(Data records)
☆ ☆ ☆ ☆

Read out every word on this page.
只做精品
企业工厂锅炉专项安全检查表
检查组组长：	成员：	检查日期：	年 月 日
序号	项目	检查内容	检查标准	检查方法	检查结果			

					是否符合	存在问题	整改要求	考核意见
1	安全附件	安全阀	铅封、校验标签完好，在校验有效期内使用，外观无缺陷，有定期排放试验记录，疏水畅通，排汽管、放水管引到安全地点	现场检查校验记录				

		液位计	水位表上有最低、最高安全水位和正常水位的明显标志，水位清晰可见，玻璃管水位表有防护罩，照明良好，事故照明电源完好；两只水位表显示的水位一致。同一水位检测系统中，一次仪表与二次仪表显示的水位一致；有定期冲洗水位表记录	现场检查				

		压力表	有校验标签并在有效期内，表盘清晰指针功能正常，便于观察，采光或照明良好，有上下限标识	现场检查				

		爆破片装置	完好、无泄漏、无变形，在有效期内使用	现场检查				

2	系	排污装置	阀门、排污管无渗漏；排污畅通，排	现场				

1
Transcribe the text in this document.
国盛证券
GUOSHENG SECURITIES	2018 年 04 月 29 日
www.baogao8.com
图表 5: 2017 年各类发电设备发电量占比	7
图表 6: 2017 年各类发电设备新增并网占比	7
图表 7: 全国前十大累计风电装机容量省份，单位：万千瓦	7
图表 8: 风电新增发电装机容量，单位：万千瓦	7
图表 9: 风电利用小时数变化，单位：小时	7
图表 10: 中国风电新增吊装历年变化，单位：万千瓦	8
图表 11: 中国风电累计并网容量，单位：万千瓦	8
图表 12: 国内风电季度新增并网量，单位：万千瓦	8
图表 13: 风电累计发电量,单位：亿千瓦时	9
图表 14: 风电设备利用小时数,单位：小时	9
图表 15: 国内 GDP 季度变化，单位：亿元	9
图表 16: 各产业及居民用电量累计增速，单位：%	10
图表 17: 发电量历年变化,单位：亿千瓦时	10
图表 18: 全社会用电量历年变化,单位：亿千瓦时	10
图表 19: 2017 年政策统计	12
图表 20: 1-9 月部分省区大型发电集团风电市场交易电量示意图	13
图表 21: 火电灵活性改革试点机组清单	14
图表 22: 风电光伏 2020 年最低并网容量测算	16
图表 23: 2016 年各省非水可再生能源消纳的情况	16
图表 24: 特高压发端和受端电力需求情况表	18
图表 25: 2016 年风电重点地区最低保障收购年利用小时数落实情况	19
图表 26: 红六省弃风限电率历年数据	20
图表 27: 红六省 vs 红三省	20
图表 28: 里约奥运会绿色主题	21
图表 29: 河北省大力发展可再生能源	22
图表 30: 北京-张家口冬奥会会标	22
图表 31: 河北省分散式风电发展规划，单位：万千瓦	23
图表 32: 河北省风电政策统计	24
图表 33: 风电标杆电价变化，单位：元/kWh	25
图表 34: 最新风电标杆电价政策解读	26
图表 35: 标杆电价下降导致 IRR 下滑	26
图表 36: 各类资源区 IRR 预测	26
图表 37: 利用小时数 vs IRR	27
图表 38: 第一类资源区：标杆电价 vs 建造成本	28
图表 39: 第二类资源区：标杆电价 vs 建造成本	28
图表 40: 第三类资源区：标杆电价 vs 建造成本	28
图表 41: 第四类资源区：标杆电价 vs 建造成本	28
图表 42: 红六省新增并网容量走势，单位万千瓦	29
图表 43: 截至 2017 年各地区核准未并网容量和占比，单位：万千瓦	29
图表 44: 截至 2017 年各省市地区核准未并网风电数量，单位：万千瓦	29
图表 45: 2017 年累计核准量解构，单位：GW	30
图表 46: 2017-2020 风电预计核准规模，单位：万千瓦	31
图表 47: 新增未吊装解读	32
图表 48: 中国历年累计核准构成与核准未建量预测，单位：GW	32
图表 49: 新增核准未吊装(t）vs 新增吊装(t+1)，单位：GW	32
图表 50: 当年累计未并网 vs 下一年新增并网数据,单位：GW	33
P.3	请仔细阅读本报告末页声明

☆ ☆ ☆ ☆

[WRITTEN TASK]
Write out every line of the material again, exactly as it reads.

[TASK RESULT]
Read out every word on this page.
只做精品
企业工厂锅炉专项安全检查表
检查组组长：	成员：	检查日期：	年 月 日
序号	项目	检查内容	检查标准	检查方法	检查结果			

					是否符合	存在问题	整改要求	考核意见
1	安全附件	安全阀	铅封、校验标签完好，在校验有效期内使用，外观无缺陷，有定期排放试验记录，疏水畅通，排汽管、放水管引到安全地点	现场检查校验记录				

		液位计	水位表上有最低、最高安全水位和正常水位的明显标志，水位清晰可见，玻璃管水位表有防护罩，照明良好，事故照明电源完好；两只水位表显示的水位一致。同一水位检测系统中，一次仪表与二次仪表显示的水位一致；有定期冲洗水位表记录	现场检查				

		压力表	有校验标签并在有效期内，表盘清晰指针功能正常，便于观察，采光或照明良好，有上下限标识	现场检查				

		爆破片装置	完好、无泄漏、无变形，在有效期内使用	现场检查				

2	系	排污装置	阀门、排污管无渗漏；排污畅通，排	现场				

1
Transcribe the text in this document.
国盛证券
GUOSHENG SECURITIES	2018 年 04 月 29 日
www.baogao8.com
图表 5: 2017 年各类发电设备发电量占比	7
图表 6: 2017 年各类发电设备新增并网占比	7
图表 7: 全国前十大累计风电装机容量省份，单位：万千瓦	7
图表 8: 风电新增发电装机容量，单位：万千瓦	7
图表 9: 风电利用小时数变化，单位：小时	7
图表 10: 中国风电新增吊装历年变化，单位：万千瓦	8
图表 11: 中国风电累计并网容量，单位：万千瓦	8
图表 12: 国内风电季度新增并网量，单位：万千瓦	8
图表 13: 风电累计发电量,单位：亿千瓦时	9
图表 14: 风电设备利用小时数,单位：小时	9
图表 15: 国内 GDP 季度变化，单位：亿元	9
图表 16: 各产业及居民用电量累计增速，单位：%	10
图表 17: 发电量历年变化,单位：亿千瓦时	10
图表 18: 全社会用电量历年变化,单位：亿千瓦时	10
图表 19: 2017 年政策统计	12
图表 20: 1-9 月部分省区大型发电集团风电市场交易电量示意图	13
图表 21: 火电灵活性改革试点机组清单	14
图表 22: 风电光伏 2020 年最低并网容量测算	16
图表 23: 2016 年各省非水可再生能源消纳的情况	16
图表 24: 特高压发端和受端电力需求情况表	18
图表 25: 2016 年风电重点地区最低保障收购年利用小时数落实情况	19
图表 26: 红六省弃风限电率历年数据	20
图表 27: 红六省 vs 红三省	20
图表 28: 里约奥运会绿色主题	21
图表 29: 河北省大力发展可再生能源	22
图表 30: 北京-张家口冬奥会会标	22
图表 31: 河北省分散式风电发展规划，单位：万千瓦	23
图表 32: 河北省风电政策统计	24
图表 33: 风电标杆电价变化，单位：元/kWh	25
图表 34: 最新风电标杆电价政策解读	26
图表 35: 标杆电价下降导致 IRR 下滑	26
图表 36: 各类资源区 IRR 预测	26
图表 37: 利用小时数 vs IRR	27
图表 38: 第一类资源区：标杆电价 vs 建造成本	28
图表 39: 第二类资源区：标杆电价 vs 建造成本	28
图表 40: 第三类资源区：标杆电价 vs 建造成本	28
图表 41: 第四类资源区：标杆电价 vs 建造成本	28
图表 42: 红六省新增并网容量走势，单位万千瓦	29
图表 43: 截至 2017 年各地区核准未并网容量和占比，单位：万千瓦	29
图表 44: 截至 2017 年各省市地区核准未并网风电数量，单位：万千瓦	29
图表 45: 2017 年累计核准量解构，单位：GW	30
图表 46: 2017-2020 风电预计核准规模，单位：万千瓦	31
图表 47: 新增未吊装解读	32
图表 48: 中国历年累计核准构成与核准未建量预测，单位：GW	32
图表 49: 新增核准未吊装(t）vs 新增吊装(t+1)，单位：GW	32
图表 50: 当年累计未并网 vs 下一年新增并网数据,单位：GW	33
P.3	请仔细阅读本报告末页声明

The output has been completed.